### Entries from a dataset

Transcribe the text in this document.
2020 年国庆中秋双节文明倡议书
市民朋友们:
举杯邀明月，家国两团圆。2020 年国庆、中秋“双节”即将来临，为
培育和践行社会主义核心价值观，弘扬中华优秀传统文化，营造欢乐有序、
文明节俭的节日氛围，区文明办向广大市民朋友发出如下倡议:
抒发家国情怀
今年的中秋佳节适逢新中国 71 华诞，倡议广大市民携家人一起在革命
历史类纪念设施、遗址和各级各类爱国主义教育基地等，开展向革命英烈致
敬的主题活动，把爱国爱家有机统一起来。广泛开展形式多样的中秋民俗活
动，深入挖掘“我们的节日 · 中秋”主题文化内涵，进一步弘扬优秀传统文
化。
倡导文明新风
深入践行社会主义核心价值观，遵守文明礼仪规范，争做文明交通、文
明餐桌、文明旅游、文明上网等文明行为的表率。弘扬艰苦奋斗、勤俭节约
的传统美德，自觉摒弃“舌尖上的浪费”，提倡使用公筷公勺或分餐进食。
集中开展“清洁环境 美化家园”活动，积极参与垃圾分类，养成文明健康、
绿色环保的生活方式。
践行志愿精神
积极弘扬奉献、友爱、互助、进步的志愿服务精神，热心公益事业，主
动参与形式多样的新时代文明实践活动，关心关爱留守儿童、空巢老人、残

### STATED TASK
Each line of the material above needs to be quoted exactly, please.

### SOLUTION
Transcribe the text in this document.
2020 年国庆中秋双节文明倡议书
市民朋友们:
举杯邀明月，家国两团圆。2020 年国庆、中秋“双节”即将来临，为
培育和践行社会主义核心价值观，弘扬中华优秀传统文化，营造欢乐有序、
文明节俭的节日氛围，区文明办向广大市民朋友发出如下倡议:
抒发家国情怀
今年的中秋佳节适逢新中国 71 华诞，倡议广大市民携家人一起在革命
历史类纪念设施、遗址和各级各类爱国主义教育基地等，开展向革命英烈致
敬的主题活动，把爱国爱家有机统一起来。广泛开展形式多样的中秋民俗活
动，深入挖掘“我们的节日 · 中秋”主题文化内涵，进一步弘扬优秀传统文
化。
倡导文明新风
深入践行社会主义核心价值观，遵守文明礼仪规范，争做文明交通、文
明餐桌、文明旅游、文明上网等文明行为的表率。弘扬艰苦奋斗、勤俭节约
的传统美德，自觉摒弃“舌尖上的浪费”，提倡使用公筷公勺或分餐进食。
集中开展“清洁环境 美化家园”活动，积极参与垃圾分类，养成文明健康、
绿色环保的生活方式。
践行志愿精神
积极弘扬奉献、友爱、互助、进步的志愿服务精神，热心公益事业，主
动参与形式多样的新时代文明实践活动，关心关爱留守儿童、空巢老人、残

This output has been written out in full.